WHAT IS BEING ASKED:
Gather from the listing below each line that includes the word "xlabel", and copy it.

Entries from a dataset

_ _ _ _

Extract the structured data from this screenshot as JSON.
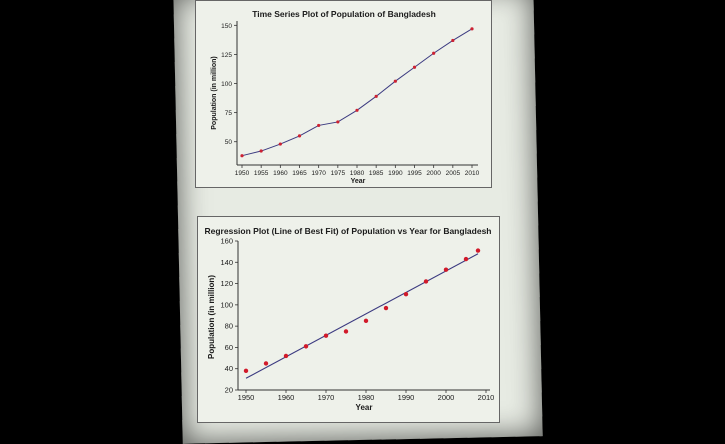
{
  "chart_data": [
    {
      "type": "line",
      "title": "Time Series Plot of Population of Bangladesh",
      "xlabel": "Year",
      "ylabel": "Population (in million)",
      "xlim": [
        1950,
        2010
      ],
      "ylim": [
        30,
        152
      ],
      "x_ticks": [
        "1950",
        "1955",
        "1960",
        "1965",
        "1970",
        "1975",
        "1980",
        "1985",
        "1990",
        "1995",
        "2000",
        "2005",
        "2010"
      ],
      "y_ticks": [
        "50",
        "75",
        "100",
        "125",
        "150"
      ],
      "x": [
        1950,
        1955,
        1960,
        1965,
        1970,
        1975,
        1980,
        1985,
        1990,
        1995,
        2000,
        2005,
        2010
      ],
      "series": [
        {
          "values": [
            38,
            42,
            48,
            55,
            64,
            67,
            77,
            89,
            102,
            114,
            126,
            137,
            147
          ],
          "line_color": "#3b3a80",
          "marker_color": "#cc2233"
        }
      ],
      "grid": false,
      "legend": "none"
    },
    {
      "type": "scatter",
      "title": "Regression Plot (Line of Best Fit) of Population vs Year for Bangladesh",
      "xlabel": "Year",
      "ylabel": "Population (in million)",
      "xlim": [
        1948,
        2011
      ],
      "ylim": [
        20,
        160
      ],
      "x_ticks": [
        "1950",
        "1960",
        "1970",
        "1980",
        "1990",
        "2000",
        "2010"
      ],
      "y_ticks": [
        "20",
        "40",
        "60",
        "80",
        "100",
        "120",
        "140",
        "160"
      ],
      "x": [
        1950,
        1955,
        1960,
        1965,
        1970,
        1975,
        1980,
        1985,
        1990,
        1995,
        2000,
        2005,
        2008
      ],
      "series": [
        {
          "values": [
            38,
            45,
            52,
            61,
            71,
            75,
            85,
            97,
            110,
            122,
            133,
            143,
            151
          ],
          "marker_color": "#d11a2a"
        }
      ],
      "fit_line": {
        "x": [
          1950,
          2008
        ],
        "y": [
          31,
          148
        ],
        "color": "#3b3a80"
      },
      "grid": false,
      "legend": "none"
    }
  ]
}
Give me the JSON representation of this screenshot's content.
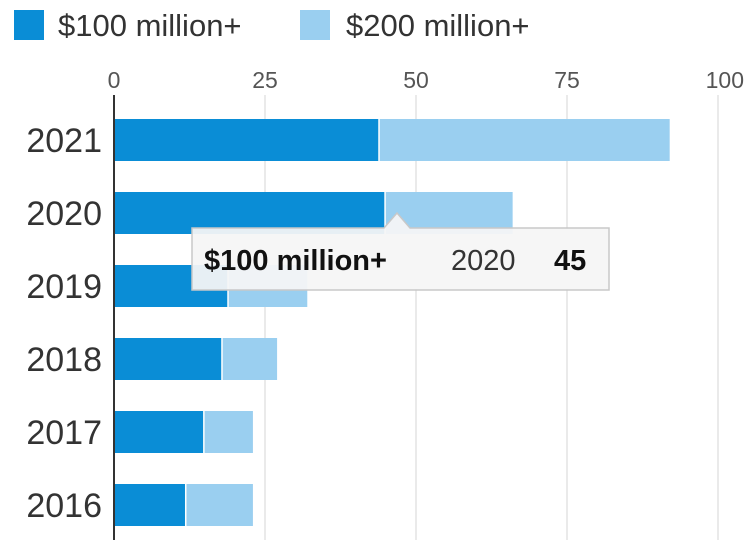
{
  "chart_data": {
    "type": "bar",
    "orientation": "horizontal",
    "stacked": true,
    "title": "",
    "xlabel": "",
    "ylabel": "",
    "categories": [
      "2021",
      "2020",
      "2019",
      "2018",
      "2017",
      "2016"
    ],
    "series": [
      {
        "name": "$100 million+",
        "values": [
          44,
          45,
          19,
          18,
          15,
          12
        ],
        "color": "#0a8dd6"
      },
      {
        "name": "$200 million+",
        "values": [
          48,
          21,
          13,
          9,
          8,
          11
        ],
        "color": "#9acff0"
      }
    ],
    "xlim": [
      0,
      100
    ],
    "xticks": [
      "0",
      "25",
      "50",
      "75",
      "100"
    ],
    "grid": true,
    "legend_position": "top-left",
    "tooltip": {
      "series": "$100 million+",
      "category": "2020",
      "value": "45"
    }
  }
}
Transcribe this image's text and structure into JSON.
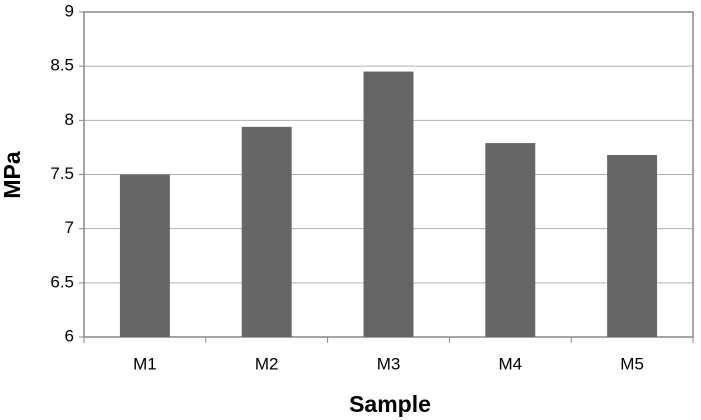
{
  "chart_data": {
    "type": "bar",
    "x_label": "Sample",
    "y_label": "MPa",
    "categories": [
      "M1",
      "M2",
      "M3",
      "M4",
      "M5"
    ],
    "values": [
      7.5,
      7.94,
      8.45,
      7.79,
      7.68
    ],
    "color": "#666666",
    "ylim": [
      6,
      9
    ],
    "yticks": [
      6,
      6.5,
      7,
      7.5,
      8,
      8.5,
      9
    ],
    "grid": true
  }
}
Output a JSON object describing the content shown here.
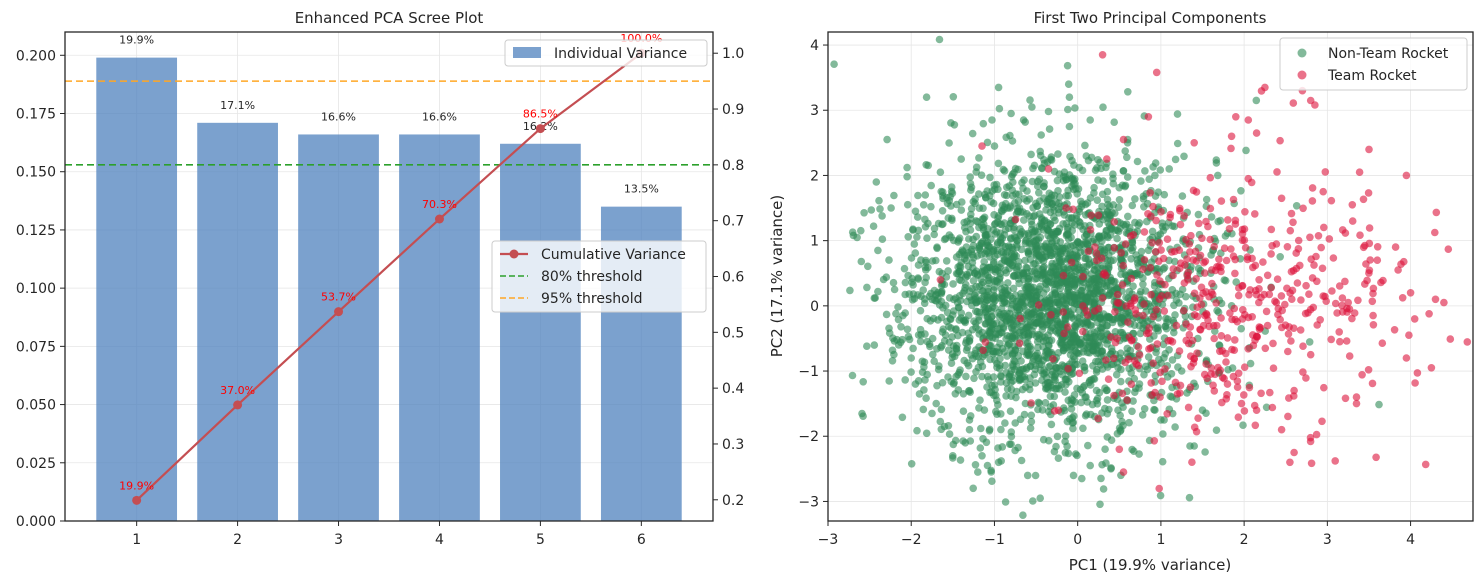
{
  "chart_data": [
    {
      "type": "bar+line",
      "title": "Enhanced PCA Scree Plot",
      "xlabel": "",
      "ylabel": "",
      "categories": [
        "1",
        "2",
        "3",
        "4",
        "5",
        "6"
      ],
      "x": [
        1,
        2,
        3,
        4,
        5,
        6
      ],
      "ylim": [
        0,
        0.21
      ],
      "y_ticks": [
        0.0,
        0.025,
        0.05,
        0.075,
        0.1,
        0.125,
        0.15,
        0.175,
        0.2
      ],
      "y_tick_labels": [
        "0.000",
        "0.025",
        "0.050",
        "0.075",
        "0.100",
        "0.125",
        "0.150",
        "0.175",
        "0.200"
      ],
      "y2lim": [
        0.162,
        1.038
      ],
      "y2_ticks": [
        0.2,
        0.3,
        0.4,
        0.5,
        0.6,
        0.7,
        0.8,
        0.9,
        1.0
      ],
      "y2_tick_labels": [
        "0.2",
        "0.3",
        "0.4",
        "0.5",
        "0.6",
        "0.7",
        "0.8",
        "0.9",
        "1.0"
      ],
      "grid": true,
      "series": [
        {
          "name": "Individual Variance",
          "kind": "bar",
          "axis": "left",
          "color": "#4f81bd",
          "values": [
            0.199,
            0.171,
            0.166,
            0.166,
            0.162,
            0.135
          ],
          "labels": [
            "19.9%",
            "17.1%",
            "16.6%",
            "16.6%",
            "16.2%",
            "13.5%"
          ]
        },
        {
          "name": "Cumulative Variance",
          "kind": "line",
          "axis": "right",
          "color": "#c44e52",
          "values": [
            0.199,
            0.37,
            0.537,
            0.703,
            0.865,
            1.0
          ],
          "labels": [
            "19.9%",
            "37.0%",
            "53.7%",
            "70.3%",
            "86.5%",
            "100.0%"
          ],
          "label_color": "#ff0000"
        }
      ],
      "thresholds": [
        {
          "name": "80% threshold",
          "value": 0.8,
          "axis": "right",
          "color": "#2ca02c"
        },
        {
          "name": "95% threshold",
          "value": 0.95,
          "axis": "right",
          "color": "#ffa726"
        }
      ],
      "legend_upper": {
        "position": "top-right",
        "entries": [
          "Individual Variance"
        ]
      },
      "legend_lower": {
        "position": "center-right",
        "entries": [
          "Cumulative Variance",
          "80% threshold",
          "95% threshold"
        ]
      }
    },
    {
      "type": "scatter",
      "title": "First Two Principal Components",
      "xlabel": "PC1 (19.9% variance)",
      "ylabel": "PC2 (17.1% variance)",
      "xlim": [
        -3.0,
        4.75
      ],
      "ylim": [
        -3.3,
        4.2
      ],
      "x_ticks": [
        -3,
        -2,
        -1,
        0,
        1,
        2,
        3,
        4
      ],
      "x_tick_labels": [
        "−3",
        "−2",
        "−1",
        "0",
        "1",
        "2",
        "3",
        "4"
      ],
      "y_ticks": [
        -3,
        -2,
        -1,
        0,
        1,
        2,
        3,
        4
      ],
      "y_tick_labels": [
        "−3",
        "−2",
        "−1",
        "0",
        "1",
        "2",
        "3",
        "4"
      ],
      "grid": true,
      "legend": {
        "position": "top-right",
        "entries": [
          "Non-Team Rocket",
          "Team Rocket"
        ]
      },
      "series": [
        {
          "name": "Non-Team Rocket",
          "color": "#2e8b57",
          "alpha": 0.6,
          "distribution": {
            "n": 2600,
            "x_mean": -0.3,
            "x_sd": 0.85,
            "y_mean": 0.15,
            "y_sd": 1.05,
            "seed": 11
          },
          "points": [
            [
              -2.65,
              1.05
            ],
            [
              -2.6,
              0.68
            ],
            [
              -2.42,
              1.9
            ],
            [
              -2.48,
              1.47
            ],
            [
              -2.35,
              1.38
            ],
            [
              -2.3,
              0.44
            ],
            [
              -2.2,
              0.25
            ],
            [
              -2.1,
              -0.15
            ],
            [
              -2.05,
              2.12
            ],
            [
              -2.05,
              1.98
            ],
            [
              -2.15,
              -0.6
            ],
            [
              -2.0,
              -0.8
            ],
            [
              -1.95,
              -1.2
            ],
            [
              -1.85,
              1.55
            ],
            [
              -1.7,
              -1.5
            ],
            [
              -1.6,
              -1.85
            ],
            [
              -1.5,
              -2.3
            ],
            [
              -1.3,
              -1.9
            ],
            [
              -1.2,
              -2.55
            ],
            [
              -0.95,
              -2.4
            ],
            [
              -0.45,
              -2.95
            ],
            [
              -0.8,
              2.95
            ],
            [
              -0.55,
              3.05
            ],
            [
              -0.35,
              2.98
            ],
            [
              -0.1,
              3.2
            ],
            [
              -0.65,
              2.85
            ],
            [
              1.1,
              2.1
            ],
            [
              1.35,
              -2.15
            ],
            [
              1.5,
              -1.6
            ],
            [
              1.45,
              1.4
            ],
            [
              1.4,
              -2.15
            ],
            [
              1.6,
              0.5
            ],
            [
              0.15,
              2.85
            ],
            [
              -0.1,
              2.75
            ],
            [
              0.6,
              2.5
            ],
            [
              1.0,
              -1.75
            ],
            [
              -1.0,
              2.45
            ],
            [
              -1.4,
              2.25
            ],
            [
              -2.4,
              0.85
            ],
            [
              0.4,
              -2.5
            ],
            [
              0.05,
              -2.65
            ],
            [
              0.15,
              -2.45
            ],
            [
              -0.05,
              -2.6
            ],
            [
              1.25,
              -1.0
            ],
            [
              1.3,
              0.95
            ],
            [
              -1.65,
              2.05
            ],
            [
              -1.9,
              -1.35
            ],
            [
              -1.75,
              -1.65
            ],
            [
              1.85,
              0.0
            ],
            [
              1.7,
              -0.6
            ],
            [
              -1.15,
              -2.3
            ],
            [
              -0.95,
              3.35
            ],
            [
              -0.6,
              -2.6
            ],
            [
              -1.35,
              -2.1
            ]
          ]
        },
        {
          "name": "Team Rocket",
          "color": "#dc143c",
          "alpha": 0.6,
          "distribution": {
            "n": 480,
            "x_mean": 1.7,
            "x_sd": 1.05,
            "y_mean": 0.05,
            "y_sd": 0.95,
            "seed": 29
          },
          "points": [
            [
              0.3,
              3.85
            ],
            [
              0.95,
              3.58
            ],
            [
              2.8,
              3.15
            ],
            [
              2.85,
              3.08
            ],
            [
              2.7,
              3.3
            ],
            [
              2.25,
              3.35
            ],
            [
              1.85,
              2.6
            ],
            [
              1.9,
              2.9
            ],
            [
              2.05,
              2.85
            ],
            [
              2.15,
              2.65
            ],
            [
              3.5,
              2.4
            ],
            [
              3.95,
              2.0
            ],
            [
              4.4,
              0.05
            ],
            [
              4.3,
              0.1
            ],
            [
              4.25,
              -0.95
            ],
            [
              4.0,
              0.2
            ],
            [
              3.95,
              -0.8
            ],
            [
              3.85,
              0.55
            ],
            [
              4.05,
              -0.2
            ],
            [
              3.35,
              -1.4
            ],
            [
              3.35,
              -1.5
            ],
            [
              2.6,
              -2.25
            ],
            [
              2.55,
              -2.4
            ],
            [
              2.45,
              -1.9
            ],
            [
              1.65,
              -1.05
            ],
            [
              0.5,
              -2.2
            ],
            [
              0.55,
              -2.55
            ],
            [
              1.2,
              -1.35
            ],
            [
              -1.65,
              0.4
            ],
            [
              -1.15,
              2.45
            ],
            [
              -0.35,
              2.1
            ],
            [
              0.35,
              2.25
            ],
            [
              0.55,
              2.55
            ],
            [
              0.85,
              2.9
            ],
            [
              1.4,
              2.5
            ],
            [
              2.95,
              0.15
            ],
            [
              3.25,
              0.05
            ],
            [
              3.6,
              0.7
            ],
            [
              3.55,
              -0.15
            ],
            [
              3.15,
              -0.55
            ],
            [
              2.8,
              -0.75
            ],
            [
              2.6,
              -1.3
            ],
            [
              2.15,
              -1.6
            ],
            [
              1.8,
              -1.2
            ],
            [
              2.45,
              1.65
            ],
            [
              2.05,
              1.95
            ],
            [
              2.95,
              1.75
            ],
            [
              3.3,
              1.55
            ]
          ]
        }
      ]
    }
  ]
}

_ _ _ _

COMPLETED TASK:
      "xlabel": "Year",
      "xlabel": "Year",
    "xlabel": "",
      "xlabel": "",
      "xlabel": "PC1 (19.9% variance)",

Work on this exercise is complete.